• **Short task**
Write the next part of the personal reflection on self-improvement, starting right after its final sentence and leaving the data aside.
***** Given passage
As things stand, while proceedings concluded cordially enough, I know that the sight of what dwells within must have been disturbing. Left to rue over another day's worth of poor choices, I wonder when this journey of self-actualisation will complete, if ever. Dissecting events to learn lessons is valuable, but how can it be that I still need to be taught the most basic rules of conduct? Anyway, for what it's worth, here's today's lesson: it's a sad reality that to let anyone want to get closer, I first have to completely suppress myself.

More optimistically, put another way, I have to suppress the negative part of myself. Because I do believe there is a positive part, and that it's one that can have a greater say in how I operate. It's probably the part that kicks in when I do anything that involves me not be the focal point. Lending a helping hand, say; why don't I do that more, again? The negative self chirps in with a mountain of reasons, but I'm not in the mood to pay it any mind. I'd much rather revisit a line that held some sway when I first read it: become the person you want to be. Figuring out who that is in entirety, that's perhaps one goal of my muddled musings. Figuring out one or two things that person would do, that's easy. Ring up and say sorry, for a start. And then work to earn a place back at the table.

Friday, December 09, 2016

One more bit

You'll remember my advice from a while ago: never write anything the days immediately before or after an age increment. This has been a simple yet effective guard against the most obvious, and unrewarding, strains of self-reflection and flagellation. Well, we're past that point enough now for me to try to bring some sobriety to the scene, but wouldn't you know it, I reach into my mind for a thought and my hand gets eaten up by the dark.
**********
***** Records provided
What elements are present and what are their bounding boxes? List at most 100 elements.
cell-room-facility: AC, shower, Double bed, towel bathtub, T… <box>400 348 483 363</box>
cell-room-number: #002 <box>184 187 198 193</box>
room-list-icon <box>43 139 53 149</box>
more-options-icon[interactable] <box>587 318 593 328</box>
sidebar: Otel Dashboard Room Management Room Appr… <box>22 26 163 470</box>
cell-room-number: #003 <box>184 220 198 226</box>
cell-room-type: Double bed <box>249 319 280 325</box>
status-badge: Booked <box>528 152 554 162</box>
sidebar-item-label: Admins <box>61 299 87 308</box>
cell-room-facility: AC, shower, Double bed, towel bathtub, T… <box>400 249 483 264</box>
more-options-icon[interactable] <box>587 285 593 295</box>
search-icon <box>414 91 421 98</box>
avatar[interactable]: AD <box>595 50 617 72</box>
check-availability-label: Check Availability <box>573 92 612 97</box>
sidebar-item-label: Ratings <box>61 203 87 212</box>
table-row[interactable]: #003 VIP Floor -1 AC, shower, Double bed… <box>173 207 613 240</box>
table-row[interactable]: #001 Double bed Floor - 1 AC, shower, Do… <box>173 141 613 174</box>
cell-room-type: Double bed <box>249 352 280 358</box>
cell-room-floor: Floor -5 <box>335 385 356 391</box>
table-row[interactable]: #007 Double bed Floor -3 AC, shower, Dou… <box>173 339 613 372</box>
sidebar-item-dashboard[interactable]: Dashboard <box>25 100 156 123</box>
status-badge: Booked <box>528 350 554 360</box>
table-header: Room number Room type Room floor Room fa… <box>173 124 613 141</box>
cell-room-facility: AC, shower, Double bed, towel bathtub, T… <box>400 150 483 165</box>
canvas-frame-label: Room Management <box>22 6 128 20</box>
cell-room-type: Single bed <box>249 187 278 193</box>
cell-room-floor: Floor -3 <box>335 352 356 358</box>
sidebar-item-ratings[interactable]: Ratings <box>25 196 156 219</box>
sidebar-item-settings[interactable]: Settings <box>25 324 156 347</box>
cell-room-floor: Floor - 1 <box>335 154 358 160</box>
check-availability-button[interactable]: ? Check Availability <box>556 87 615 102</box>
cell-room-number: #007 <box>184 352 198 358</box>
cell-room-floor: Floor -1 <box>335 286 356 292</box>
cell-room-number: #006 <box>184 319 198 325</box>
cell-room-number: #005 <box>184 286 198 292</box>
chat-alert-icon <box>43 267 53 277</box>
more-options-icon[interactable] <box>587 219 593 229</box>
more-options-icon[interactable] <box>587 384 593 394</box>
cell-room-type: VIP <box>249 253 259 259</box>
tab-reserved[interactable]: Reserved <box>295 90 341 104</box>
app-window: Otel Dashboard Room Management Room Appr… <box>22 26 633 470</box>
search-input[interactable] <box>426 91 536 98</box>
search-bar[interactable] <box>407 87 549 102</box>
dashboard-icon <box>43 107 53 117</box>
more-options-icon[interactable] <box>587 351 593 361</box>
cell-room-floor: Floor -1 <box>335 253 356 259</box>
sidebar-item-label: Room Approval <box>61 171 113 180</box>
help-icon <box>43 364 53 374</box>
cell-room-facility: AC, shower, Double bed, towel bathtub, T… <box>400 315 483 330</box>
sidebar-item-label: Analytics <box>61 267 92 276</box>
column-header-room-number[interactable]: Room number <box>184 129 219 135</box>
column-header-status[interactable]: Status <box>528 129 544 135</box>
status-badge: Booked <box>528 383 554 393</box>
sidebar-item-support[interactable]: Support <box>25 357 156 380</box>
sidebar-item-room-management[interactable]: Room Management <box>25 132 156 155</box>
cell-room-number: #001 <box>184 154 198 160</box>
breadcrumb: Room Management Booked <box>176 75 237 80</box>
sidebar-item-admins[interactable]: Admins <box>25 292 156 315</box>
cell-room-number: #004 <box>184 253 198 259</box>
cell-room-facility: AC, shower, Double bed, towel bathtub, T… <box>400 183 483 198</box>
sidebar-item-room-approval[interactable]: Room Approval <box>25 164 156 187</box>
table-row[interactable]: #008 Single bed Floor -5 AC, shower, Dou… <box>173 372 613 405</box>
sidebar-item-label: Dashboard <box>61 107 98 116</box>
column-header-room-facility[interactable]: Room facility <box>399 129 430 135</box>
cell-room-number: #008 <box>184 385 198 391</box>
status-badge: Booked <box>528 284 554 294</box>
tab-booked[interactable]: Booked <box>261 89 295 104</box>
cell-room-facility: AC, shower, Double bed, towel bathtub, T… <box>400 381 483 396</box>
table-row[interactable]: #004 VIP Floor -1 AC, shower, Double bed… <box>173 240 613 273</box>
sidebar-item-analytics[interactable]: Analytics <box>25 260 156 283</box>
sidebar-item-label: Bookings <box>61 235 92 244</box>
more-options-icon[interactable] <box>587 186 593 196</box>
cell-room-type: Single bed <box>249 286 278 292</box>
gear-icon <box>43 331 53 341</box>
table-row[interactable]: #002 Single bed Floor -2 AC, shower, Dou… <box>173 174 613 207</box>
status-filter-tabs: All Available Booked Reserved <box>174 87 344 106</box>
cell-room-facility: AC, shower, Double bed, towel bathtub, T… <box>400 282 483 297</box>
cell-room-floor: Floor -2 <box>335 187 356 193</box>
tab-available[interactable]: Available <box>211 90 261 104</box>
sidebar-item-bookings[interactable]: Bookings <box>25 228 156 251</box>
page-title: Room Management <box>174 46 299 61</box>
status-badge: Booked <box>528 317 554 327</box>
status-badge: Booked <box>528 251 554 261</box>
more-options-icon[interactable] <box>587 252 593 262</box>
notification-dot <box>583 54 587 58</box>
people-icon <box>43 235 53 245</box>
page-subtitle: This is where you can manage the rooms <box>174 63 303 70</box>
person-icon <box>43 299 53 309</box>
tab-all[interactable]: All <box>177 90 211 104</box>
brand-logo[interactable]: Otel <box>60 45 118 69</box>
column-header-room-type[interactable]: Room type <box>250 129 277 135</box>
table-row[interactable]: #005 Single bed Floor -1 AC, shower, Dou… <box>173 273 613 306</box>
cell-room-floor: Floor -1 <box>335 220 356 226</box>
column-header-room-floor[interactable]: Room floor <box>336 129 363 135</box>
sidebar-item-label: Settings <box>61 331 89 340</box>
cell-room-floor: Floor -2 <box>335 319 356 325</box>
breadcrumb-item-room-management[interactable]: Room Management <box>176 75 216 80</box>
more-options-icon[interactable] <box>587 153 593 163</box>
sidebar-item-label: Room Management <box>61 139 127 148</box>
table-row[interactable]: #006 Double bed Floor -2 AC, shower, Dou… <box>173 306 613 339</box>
**********
• **Output of the exercise**
I've told myself this so many times it likely doesn't bear repeating, but I have nothing else to say anyway, so here goes: the meta-flaw I seem unable to conquer is obsessing over my myriad minor flaws. Without my quite realising it, it appears that every quiet moment when my consciousness isn't looking, part of me tallies up the mistakes I've made and keeps a fresh list at the ready for a moment of weakness. That's the only way I can explain what I did yesterday: a sad, and ultimately selfish release of my insecurities to a party unable to do anything with them except make note to never bring up anything of the sort with me again.

It's all the more surprising given that I thought I had...well, if not conquered these demons, then at least tamed them somewhat. You remember the separation of concerns, and all that. I'm not sure then what yesterday implies, other than that I seem to have been living in a form of blissful ignorance I didn't know I was capable of. And frankly, I'm largely ok with that -- some truths just aren't worth confronting or owning up to, provided they are never given the air to actualise. The latter, I think, is the key: how to stop these episodes of emotionally deluging some unsuspecting other?

I know it's a long way still for the next bit to drop, but last night and this morning, I couldn't quite see a future where that actually happened. How am I supposed to keep this up, day after day, night after night? Loneliness has never been a particularly good friend, but it seems the only one I have right now. And, wouldn't you know, it really hates new company.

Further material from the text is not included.